_Stated problem_
Rewrite the records from the first line through the line containing "series-line-c — [110, 179, 609, 290]", replacing "curve-annotation" with "curve-label" and leaving everything else unchanged.

_Dataset records_

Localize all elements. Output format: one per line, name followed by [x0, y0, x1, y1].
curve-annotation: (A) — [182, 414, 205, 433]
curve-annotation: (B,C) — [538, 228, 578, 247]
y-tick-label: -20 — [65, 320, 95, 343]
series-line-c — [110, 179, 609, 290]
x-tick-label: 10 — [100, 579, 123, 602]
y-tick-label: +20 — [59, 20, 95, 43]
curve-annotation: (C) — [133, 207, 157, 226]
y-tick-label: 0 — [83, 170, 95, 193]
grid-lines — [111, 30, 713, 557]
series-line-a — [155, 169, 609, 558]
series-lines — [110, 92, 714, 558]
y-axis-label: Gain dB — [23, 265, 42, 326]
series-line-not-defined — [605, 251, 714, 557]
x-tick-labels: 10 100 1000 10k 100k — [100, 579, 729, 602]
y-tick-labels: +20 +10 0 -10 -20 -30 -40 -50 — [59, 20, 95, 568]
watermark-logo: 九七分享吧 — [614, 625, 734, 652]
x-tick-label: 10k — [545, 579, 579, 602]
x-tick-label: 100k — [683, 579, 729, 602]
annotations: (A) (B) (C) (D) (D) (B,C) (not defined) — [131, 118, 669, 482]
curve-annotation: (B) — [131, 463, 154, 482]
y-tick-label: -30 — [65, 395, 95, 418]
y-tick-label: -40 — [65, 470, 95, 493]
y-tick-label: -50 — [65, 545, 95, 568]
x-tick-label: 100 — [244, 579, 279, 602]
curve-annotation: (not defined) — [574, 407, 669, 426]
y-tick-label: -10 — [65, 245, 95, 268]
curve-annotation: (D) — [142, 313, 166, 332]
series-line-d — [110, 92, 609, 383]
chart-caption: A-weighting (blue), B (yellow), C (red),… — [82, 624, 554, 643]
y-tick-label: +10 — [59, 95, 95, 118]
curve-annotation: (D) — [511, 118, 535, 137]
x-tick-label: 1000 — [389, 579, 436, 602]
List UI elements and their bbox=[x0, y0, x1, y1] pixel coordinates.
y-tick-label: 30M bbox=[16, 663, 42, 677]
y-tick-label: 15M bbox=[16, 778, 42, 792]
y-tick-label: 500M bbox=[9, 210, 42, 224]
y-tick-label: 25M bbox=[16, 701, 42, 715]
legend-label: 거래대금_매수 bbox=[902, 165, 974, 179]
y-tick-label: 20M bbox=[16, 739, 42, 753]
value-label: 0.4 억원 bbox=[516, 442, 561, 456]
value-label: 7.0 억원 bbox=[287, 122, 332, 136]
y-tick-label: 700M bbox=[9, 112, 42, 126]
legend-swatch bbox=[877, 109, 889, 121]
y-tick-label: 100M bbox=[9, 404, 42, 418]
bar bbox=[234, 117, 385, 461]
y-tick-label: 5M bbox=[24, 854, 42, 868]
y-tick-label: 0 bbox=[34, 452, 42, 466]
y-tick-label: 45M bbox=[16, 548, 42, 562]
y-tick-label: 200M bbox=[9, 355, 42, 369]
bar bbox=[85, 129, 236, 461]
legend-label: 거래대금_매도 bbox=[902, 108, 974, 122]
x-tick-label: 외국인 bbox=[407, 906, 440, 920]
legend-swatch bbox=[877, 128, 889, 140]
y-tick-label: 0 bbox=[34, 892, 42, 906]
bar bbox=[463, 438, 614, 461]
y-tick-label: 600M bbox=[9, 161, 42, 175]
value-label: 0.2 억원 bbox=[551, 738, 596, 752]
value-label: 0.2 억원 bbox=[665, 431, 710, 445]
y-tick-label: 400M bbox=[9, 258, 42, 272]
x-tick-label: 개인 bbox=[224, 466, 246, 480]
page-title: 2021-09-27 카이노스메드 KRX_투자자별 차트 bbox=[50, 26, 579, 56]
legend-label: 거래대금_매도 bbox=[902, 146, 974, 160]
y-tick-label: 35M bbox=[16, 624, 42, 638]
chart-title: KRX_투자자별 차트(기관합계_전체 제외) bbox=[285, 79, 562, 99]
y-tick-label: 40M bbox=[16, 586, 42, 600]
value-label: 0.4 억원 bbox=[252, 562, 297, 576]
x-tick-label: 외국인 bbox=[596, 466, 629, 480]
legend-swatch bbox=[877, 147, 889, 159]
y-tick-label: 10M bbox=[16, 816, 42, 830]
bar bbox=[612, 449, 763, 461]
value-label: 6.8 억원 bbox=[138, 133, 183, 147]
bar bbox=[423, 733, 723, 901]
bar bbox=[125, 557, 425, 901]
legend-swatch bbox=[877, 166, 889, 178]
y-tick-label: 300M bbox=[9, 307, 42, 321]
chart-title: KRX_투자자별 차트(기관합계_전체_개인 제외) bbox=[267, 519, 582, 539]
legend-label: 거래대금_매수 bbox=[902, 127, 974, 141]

_Result of the task_
Localize all elements. Output format: one per line, name followed by [x0, y0, x1, y1].
curve-label: (A) — [182, 414, 205, 433]
curve-label: (B,C) — [538, 228, 578, 247]
y-tick-label: -20 — [65, 320, 95, 343]
series-line-c — [110, 179, 609, 290]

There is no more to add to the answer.